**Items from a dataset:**

____

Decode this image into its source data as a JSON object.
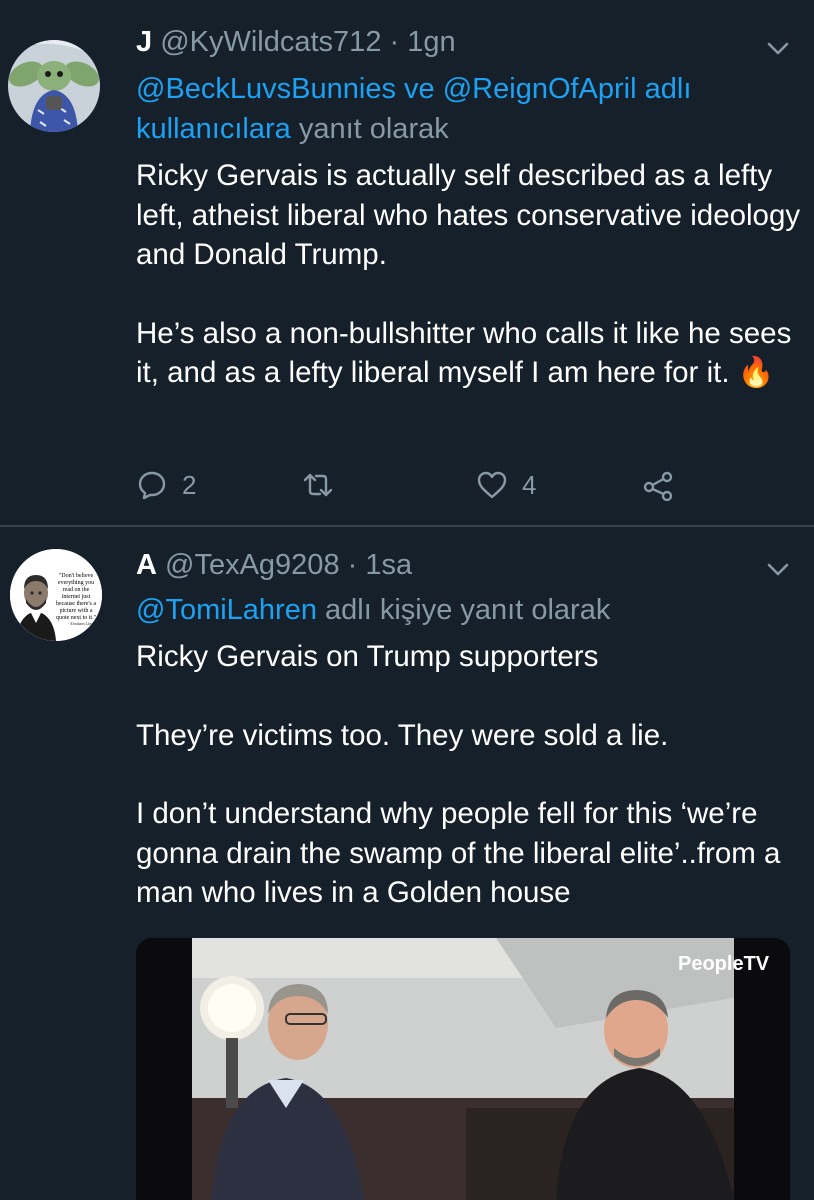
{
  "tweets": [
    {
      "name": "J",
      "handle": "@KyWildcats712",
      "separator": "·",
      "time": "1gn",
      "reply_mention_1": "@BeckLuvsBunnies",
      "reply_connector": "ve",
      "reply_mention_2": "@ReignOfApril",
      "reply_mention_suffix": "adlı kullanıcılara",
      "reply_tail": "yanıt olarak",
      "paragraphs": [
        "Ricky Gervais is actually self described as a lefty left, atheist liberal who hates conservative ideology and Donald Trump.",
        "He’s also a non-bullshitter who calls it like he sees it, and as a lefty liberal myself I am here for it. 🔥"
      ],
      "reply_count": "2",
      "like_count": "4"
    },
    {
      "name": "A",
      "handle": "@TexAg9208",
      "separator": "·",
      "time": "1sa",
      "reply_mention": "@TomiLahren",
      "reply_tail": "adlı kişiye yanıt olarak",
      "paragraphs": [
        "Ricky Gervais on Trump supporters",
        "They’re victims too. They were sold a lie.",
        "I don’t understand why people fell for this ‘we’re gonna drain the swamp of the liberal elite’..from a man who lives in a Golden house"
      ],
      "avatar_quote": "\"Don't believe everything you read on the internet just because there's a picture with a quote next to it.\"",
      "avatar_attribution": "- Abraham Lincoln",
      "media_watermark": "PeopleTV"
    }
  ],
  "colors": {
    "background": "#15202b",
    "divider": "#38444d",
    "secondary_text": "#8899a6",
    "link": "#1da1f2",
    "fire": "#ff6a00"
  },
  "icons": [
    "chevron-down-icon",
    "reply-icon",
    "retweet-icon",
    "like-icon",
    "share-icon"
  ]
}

____

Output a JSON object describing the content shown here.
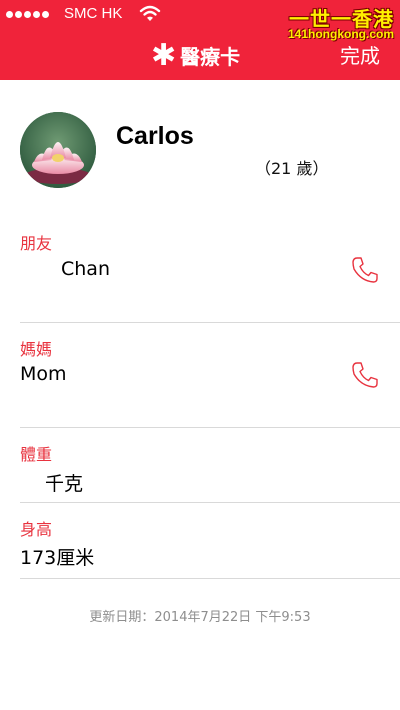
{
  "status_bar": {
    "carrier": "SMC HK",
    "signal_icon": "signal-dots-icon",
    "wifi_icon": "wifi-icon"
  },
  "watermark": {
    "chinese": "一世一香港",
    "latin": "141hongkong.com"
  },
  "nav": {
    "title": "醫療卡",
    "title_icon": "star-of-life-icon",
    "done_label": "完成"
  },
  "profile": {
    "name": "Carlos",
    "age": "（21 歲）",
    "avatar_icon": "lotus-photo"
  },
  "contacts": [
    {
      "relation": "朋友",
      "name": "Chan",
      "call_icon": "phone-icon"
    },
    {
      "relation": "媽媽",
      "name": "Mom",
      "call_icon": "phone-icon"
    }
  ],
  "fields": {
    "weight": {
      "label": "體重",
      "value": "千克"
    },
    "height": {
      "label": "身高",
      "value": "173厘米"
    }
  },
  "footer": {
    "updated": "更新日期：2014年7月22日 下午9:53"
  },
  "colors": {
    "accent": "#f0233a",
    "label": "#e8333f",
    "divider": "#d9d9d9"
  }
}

____

**WHAT IS NEEDED:**
Show, from the material above, each line that includes the string "Trump".

**FINISHED TASK:**
        "Ricky Gervais is actually self described as a lefty left, atheist liberal who hates conservative ideology and Donald Trump.",
        "Ricky Gervais on Trump supporters",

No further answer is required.